** Task brief **
Quote all of the data below exactly, please.

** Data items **

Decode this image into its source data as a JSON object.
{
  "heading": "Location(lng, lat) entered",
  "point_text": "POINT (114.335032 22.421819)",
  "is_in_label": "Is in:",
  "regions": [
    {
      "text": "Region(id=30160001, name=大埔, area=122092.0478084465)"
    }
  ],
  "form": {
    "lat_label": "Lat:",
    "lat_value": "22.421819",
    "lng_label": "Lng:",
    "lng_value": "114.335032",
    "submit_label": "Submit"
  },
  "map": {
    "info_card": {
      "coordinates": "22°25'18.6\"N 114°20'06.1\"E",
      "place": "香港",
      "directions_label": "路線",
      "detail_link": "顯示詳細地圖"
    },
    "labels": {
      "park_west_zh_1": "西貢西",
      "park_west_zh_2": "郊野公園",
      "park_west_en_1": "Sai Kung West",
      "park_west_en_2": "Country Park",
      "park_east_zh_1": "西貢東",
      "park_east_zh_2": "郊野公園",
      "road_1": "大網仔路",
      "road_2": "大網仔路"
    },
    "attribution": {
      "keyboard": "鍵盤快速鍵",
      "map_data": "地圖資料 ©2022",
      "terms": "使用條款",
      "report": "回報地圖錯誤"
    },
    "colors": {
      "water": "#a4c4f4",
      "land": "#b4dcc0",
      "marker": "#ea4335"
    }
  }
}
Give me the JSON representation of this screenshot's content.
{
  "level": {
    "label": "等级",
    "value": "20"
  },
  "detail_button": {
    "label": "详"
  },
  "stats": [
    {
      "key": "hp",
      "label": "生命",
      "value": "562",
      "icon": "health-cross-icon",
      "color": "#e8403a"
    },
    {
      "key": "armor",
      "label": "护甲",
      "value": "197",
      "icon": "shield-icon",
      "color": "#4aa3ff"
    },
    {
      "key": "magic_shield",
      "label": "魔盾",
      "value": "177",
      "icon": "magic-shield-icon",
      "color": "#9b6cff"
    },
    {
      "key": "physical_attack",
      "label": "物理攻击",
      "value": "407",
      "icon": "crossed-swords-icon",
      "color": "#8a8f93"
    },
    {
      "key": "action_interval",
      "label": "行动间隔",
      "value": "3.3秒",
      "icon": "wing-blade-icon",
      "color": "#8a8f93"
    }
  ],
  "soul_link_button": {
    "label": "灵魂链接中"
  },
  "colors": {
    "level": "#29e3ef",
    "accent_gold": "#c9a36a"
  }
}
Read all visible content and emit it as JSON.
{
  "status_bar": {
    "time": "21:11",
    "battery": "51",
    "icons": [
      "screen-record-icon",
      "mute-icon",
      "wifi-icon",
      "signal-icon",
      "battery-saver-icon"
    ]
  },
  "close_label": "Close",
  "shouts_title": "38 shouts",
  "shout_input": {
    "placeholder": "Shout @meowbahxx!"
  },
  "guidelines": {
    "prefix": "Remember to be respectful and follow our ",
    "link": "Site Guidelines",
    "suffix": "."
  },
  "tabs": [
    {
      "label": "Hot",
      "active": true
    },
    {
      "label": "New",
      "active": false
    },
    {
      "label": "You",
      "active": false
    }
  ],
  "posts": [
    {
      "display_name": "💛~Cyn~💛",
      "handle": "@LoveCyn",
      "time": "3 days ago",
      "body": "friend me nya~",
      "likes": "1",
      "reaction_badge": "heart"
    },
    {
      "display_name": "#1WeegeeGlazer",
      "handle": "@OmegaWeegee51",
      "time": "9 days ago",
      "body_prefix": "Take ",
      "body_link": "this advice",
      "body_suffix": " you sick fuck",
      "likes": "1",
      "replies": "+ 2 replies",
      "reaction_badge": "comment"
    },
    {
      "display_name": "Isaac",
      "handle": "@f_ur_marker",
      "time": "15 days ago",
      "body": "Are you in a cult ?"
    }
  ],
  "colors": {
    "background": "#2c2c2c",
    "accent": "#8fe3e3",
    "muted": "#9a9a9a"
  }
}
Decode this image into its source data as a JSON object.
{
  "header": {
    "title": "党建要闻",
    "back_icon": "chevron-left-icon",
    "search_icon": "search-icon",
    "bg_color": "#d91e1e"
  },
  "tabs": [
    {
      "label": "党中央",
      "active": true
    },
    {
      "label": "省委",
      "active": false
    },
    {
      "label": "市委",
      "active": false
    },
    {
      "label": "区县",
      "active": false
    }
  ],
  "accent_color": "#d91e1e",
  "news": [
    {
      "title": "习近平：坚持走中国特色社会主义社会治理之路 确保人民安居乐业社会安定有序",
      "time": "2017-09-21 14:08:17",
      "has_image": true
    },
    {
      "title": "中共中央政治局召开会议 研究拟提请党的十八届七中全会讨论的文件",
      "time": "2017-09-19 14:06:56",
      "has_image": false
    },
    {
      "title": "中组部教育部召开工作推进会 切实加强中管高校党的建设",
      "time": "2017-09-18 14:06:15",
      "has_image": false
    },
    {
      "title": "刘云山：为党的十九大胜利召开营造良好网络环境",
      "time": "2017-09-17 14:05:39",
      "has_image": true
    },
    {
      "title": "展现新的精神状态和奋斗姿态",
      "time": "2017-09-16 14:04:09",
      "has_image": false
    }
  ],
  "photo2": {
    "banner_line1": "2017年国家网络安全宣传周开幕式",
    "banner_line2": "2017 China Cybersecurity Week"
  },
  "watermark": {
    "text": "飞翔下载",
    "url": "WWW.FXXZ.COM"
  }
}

** Solution to this task **
Decode this image into its source data as a JSON object.
{
  "heading": "Location(lng, lat) entered",
  "point_text": "POINT (114.335032 22.421819)",
  "is_in_label": "Is in:",
  "regions": [
    {
      "text": "Region(id=30160001, name=大埔, area=122092.0478084465)"
    }
  ],
  "form": {
    "lat_label": "Lat:",
    "lat_value": "22.421819",
    "lng_label": "Lng:",
    "lng_value": "114.335032",
    "submit_label": "Submit"
  },
  "map": {
    "info_card": {
      "coordinates": "22°25'18.6\"N 114°20'06.1\"E",
      "place": "香港",
      "directions_label": "路線",
      "detail_link": "顯示詳細地圖"
    },
    "labels": {
      "park_west_zh_1": "西貢西",
      "park_west_zh_2": "郊野公園",
      "park_west_en_1": "Sai Kung West",
      "park_west_en_2": "Country Park",
      "park_east_zh_1": "西貢東",
      "park_east_zh_2": "郊野公園",
      "road_1": "大網仔路",
      "road_2": "大網仔路"
    },
    "attribution": {
      "keyboard": "鍵盤快速鍵",
      "map_data": "地圖資料 ©2022",
      "terms": "使用條款",
      "report": "回報地圖錯誤"
    },
    "colors": {
      "water": "#a4c4f4",
      "land": "#b4dcc0",
      "marker": "#ea4335"
    }
  }
}
Give me the JSON representation of this screenshot's content.
{
  "level": {
    "label": "等级",
    "value": "20"
  },
  "detail_button": {
    "label": "详"
  },
  "stats": [
    {
      "key": "hp",
      "label": "生命",
      "value": "562",
      "icon": "health-cross-icon",
      "color": "#e8403a"
    },
    {
      "key": "armor",
      "label": "护甲",
      "value": "197",
      "icon": "shield-icon",
      "color": "#4aa3ff"
    },
    {
      "key": "magic_shield",
      "label": "魔盾",
      "value": "177",
      "icon": "magic-shield-icon",
      "color": "#9b6cff"
    },
    {
      "key": "physical_attack",
      "label": "物理攻击",
      "value": "407",
      "icon": "crossed-swords-icon",
      "color": "#8a8f93"
    },
    {
      "key": "action_interval",
      "label": "行动间隔",
      "value": "3.3秒",
      "icon": "wing-blade-icon",
      "color": "#8a8f93"
    }
  ],
  "soul_link_button": {
    "label": "灵魂链接中"
  },
  "colors": {
    "level": "#29e3ef",
    "accent_gold": "#c9a36a"
  }
}
Read all visible content and emit it as JSON.
{
  "status_bar": {
    "time": "21:11",
    "battery": "51",
    "icons": [
      "screen-record-icon",
      "mute-icon",
      "wifi-icon",
      "signal-icon",
      "battery-saver-icon"
    ]
  },
  "close_label": "Close",
  "shouts_title": "38 shouts",
  "shout_input": {
    "placeholder": "Shout @meowbahxx!"
  },
  "guidelines": {
    "prefix": "Remember to be respectful and follow our ",
    "link": "Site Guidelines",
    "suffix": "."
  },
  "tabs": [
    {
      "label": "Hot",
      "active": true
    },
    {
      "label": "New",
      "active": false
    },
    {
      "label": "You",
      "active": false
    }
  ],
  "posts": [
    {
      "display_name": "💛~Cyn~💛",
      "handle": "@LoveCyn",
      "time": "3 days ago",
      "body": "friend me nya~",
      "likes": "1",
      "reaction_badge": "heart"
    },
    {
      "display_name": "#1WeegeeGlazer",
      "handle": "@OmegaWeegee51",
      "time": "9 days ago",
      "body_prefix": "Take ",
      "body_link": "this advice",
      "body_suffix": " you sick fuck",
      "likes": "1",
      "replies": "+ 2 replies",
      "reaction_badge": "comment"
    },
    {
      "display_name": "Isaac",
      "handle": "@f_ur_marker",
      "time": "15 days ago",
      "body": "Are you in a cult ?"
    }
  ],
  "colors": {
    "background": "#2c2c2c",
    "accent": "#8fe3e3",
    "muted": "#9a9a9a"
  }
}
Decode this image into its source data as a JSON object.
{
  "header": {
    "title": "党建要闻",
    "back_icon": "chevron-left-icon",
    "search_icon": "search-icon",
    "bg_color": "#d91e1e"
  },
  "tabs": [
    {
      "label": "党中央",
      "active": true
    },
    {
      "label": "省委",
      "active": false
    },
    {
      "label": "市委",
      "active": false
    },
    {
      "label": "区县",
      "active": false
    }
  ],
  "accent_color": "#d91e1e",
  "news": [
    {
      "title": "习近平：坚持走中国特色社会主义社会治理之路 确保人民安居乐业社会安定有序",
      "time": "2017-09-21 14:08:17",
      "has_image": true
    },
    {
      "title": "中共中央政治局召开会议 研究拟提请党的十八届七中全会讨论的文件",
      "time": "2017-09-19 14:06:56",
      "has_image": false
    },
    {
      "title": "中组部教育部召开工作推进会 切实加强中管高校党的建设",
      "time": "2017-09-18 14:06:15",
      "has_image": false
    },
    {
      "title": "刘云山：为党的十九大胜利召开营造良好网络环境",
      "time": "2017-09-17 14:05:39",
      "has_image": true
    },
    {
      "title": "展现新的精神状态和奋斗姿态",
      "time": "2017-09-16 14:04:09",
      "has_image": false
    }
  ],
  "photo2": {
    "banner_line1": "2017年国家网络安全宣传周开幕式",
    "banner_line2": "2017 China Cybersecurity Week"
  },
  "watermark": {
    "text": "飞翔下载",
    "url": "WWW.FXXZ.COM"
  }
}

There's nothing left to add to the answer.